◆ STATED EXERCISE ◆
Gather the lines that hold the string "Application".
BEGIN RECORDS FOR THIS EXERCISE
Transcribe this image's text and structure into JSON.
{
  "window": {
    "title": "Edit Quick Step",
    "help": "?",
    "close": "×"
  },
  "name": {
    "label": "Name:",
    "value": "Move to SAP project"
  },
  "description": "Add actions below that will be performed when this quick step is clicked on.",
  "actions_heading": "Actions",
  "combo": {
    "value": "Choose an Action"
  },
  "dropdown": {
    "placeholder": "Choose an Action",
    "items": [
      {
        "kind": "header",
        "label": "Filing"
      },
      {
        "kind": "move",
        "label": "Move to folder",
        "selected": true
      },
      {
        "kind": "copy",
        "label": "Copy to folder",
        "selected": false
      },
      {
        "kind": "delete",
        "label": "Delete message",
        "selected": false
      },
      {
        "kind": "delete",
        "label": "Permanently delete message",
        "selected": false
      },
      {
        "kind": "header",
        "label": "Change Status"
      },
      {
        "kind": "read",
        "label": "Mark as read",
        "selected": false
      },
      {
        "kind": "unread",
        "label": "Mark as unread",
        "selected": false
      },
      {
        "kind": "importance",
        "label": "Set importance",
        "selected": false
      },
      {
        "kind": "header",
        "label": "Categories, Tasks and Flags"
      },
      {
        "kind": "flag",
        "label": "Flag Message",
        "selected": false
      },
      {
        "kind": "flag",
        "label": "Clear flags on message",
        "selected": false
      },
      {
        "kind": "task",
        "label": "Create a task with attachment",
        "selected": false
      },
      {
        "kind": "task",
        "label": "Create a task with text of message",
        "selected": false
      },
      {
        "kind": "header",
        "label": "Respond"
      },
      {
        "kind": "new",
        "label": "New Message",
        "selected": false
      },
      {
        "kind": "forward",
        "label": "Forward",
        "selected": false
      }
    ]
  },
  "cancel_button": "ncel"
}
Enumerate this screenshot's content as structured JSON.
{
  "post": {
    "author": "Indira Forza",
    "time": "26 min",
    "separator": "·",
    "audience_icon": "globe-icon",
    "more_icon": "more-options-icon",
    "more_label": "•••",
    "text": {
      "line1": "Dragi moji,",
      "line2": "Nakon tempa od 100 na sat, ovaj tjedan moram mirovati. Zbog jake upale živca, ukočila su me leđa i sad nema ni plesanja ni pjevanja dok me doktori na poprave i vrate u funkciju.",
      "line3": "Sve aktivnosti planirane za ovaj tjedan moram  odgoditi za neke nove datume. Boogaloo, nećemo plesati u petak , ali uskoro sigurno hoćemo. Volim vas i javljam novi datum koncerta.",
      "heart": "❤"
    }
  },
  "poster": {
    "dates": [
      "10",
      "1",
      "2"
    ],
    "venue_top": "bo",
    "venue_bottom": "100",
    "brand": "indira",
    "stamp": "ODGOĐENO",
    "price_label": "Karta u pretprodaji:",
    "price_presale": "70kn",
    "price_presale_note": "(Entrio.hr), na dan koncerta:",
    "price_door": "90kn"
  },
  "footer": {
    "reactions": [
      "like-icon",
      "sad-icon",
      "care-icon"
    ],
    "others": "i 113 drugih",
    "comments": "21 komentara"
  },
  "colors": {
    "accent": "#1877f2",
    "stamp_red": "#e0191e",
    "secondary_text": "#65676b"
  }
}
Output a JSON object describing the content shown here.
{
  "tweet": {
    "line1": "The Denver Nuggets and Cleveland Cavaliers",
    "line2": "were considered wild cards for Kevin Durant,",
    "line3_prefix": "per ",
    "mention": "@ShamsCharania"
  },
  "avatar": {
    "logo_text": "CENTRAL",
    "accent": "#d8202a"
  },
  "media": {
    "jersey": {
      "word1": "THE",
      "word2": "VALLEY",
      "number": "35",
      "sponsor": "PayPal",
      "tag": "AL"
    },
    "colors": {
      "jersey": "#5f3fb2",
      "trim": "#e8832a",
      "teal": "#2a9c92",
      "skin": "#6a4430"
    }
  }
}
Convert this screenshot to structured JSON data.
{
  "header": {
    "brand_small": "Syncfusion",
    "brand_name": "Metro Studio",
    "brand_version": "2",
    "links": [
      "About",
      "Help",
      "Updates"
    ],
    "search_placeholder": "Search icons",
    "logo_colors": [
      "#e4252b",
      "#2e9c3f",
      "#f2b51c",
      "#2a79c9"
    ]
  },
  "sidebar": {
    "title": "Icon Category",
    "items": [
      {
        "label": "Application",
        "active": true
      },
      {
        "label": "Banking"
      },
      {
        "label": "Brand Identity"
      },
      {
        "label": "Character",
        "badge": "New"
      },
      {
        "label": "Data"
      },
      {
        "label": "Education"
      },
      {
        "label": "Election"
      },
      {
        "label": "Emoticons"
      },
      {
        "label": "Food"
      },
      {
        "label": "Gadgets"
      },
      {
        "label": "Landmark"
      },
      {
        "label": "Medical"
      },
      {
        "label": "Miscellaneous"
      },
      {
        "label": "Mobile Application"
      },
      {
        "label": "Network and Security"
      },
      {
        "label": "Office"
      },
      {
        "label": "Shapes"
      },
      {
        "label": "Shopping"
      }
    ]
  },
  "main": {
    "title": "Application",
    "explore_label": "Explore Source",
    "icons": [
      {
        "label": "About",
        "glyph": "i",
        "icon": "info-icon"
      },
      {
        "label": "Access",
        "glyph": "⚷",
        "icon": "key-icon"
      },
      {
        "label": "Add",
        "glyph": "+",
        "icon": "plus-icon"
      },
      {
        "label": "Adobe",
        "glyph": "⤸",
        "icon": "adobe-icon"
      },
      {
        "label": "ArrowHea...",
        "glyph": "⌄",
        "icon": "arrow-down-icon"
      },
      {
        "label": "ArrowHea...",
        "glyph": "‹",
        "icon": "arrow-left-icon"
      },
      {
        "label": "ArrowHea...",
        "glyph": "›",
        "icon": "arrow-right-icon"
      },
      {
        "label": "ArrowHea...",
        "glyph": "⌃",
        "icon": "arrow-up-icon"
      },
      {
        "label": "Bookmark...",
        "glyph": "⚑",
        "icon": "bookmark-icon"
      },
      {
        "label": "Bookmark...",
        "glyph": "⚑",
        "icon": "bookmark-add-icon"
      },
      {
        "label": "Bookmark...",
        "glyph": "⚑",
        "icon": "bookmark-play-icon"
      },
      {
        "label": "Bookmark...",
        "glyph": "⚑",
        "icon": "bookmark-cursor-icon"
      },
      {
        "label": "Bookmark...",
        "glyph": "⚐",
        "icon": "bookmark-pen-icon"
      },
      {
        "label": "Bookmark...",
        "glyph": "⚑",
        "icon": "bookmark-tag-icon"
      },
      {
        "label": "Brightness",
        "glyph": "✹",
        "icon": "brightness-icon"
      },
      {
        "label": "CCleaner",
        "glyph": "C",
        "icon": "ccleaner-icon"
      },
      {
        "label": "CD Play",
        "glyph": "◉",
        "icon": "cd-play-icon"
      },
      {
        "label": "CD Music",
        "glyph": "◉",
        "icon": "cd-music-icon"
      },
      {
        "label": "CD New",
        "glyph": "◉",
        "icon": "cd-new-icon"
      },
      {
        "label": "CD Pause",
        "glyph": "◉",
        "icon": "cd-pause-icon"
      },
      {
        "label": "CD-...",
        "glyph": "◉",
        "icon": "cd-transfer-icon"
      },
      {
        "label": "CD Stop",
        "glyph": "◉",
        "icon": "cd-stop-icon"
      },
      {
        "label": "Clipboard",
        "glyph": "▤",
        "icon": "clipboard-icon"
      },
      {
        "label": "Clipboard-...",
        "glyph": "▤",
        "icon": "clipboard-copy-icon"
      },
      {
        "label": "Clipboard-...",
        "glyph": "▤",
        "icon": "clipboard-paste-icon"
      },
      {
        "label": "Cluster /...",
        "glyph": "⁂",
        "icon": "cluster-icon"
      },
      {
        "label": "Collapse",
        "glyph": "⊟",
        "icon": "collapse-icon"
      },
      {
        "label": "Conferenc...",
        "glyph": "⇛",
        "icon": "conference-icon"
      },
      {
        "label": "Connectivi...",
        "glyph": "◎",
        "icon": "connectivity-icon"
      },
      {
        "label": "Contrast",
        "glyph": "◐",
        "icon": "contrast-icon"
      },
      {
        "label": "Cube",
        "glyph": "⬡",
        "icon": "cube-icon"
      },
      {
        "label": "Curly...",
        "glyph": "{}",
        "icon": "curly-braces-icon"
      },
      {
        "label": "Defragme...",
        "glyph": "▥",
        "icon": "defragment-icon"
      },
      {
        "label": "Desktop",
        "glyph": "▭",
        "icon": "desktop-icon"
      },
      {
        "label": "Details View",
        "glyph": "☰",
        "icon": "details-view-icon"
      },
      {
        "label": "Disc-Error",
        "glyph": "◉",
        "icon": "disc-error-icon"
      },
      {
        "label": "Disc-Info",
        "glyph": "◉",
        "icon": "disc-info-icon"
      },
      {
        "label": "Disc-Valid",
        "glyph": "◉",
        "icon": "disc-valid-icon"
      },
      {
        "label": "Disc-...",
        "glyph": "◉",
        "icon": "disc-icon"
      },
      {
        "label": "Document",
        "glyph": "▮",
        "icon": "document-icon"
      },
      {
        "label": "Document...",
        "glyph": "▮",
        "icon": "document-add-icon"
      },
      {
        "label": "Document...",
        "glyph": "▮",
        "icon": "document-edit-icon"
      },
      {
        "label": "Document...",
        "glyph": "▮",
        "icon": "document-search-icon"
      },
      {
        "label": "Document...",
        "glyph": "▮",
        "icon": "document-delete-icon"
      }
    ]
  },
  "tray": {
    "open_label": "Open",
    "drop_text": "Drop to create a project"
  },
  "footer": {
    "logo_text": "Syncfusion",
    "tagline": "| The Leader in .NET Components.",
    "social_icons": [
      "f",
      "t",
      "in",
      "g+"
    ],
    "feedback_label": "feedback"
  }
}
END RECORDS FOR THIS EXERCISE
◆ RIGHT ANSWER ◆
        "label": "Application",
        "label": "Mobile Application"
    "title": "Application",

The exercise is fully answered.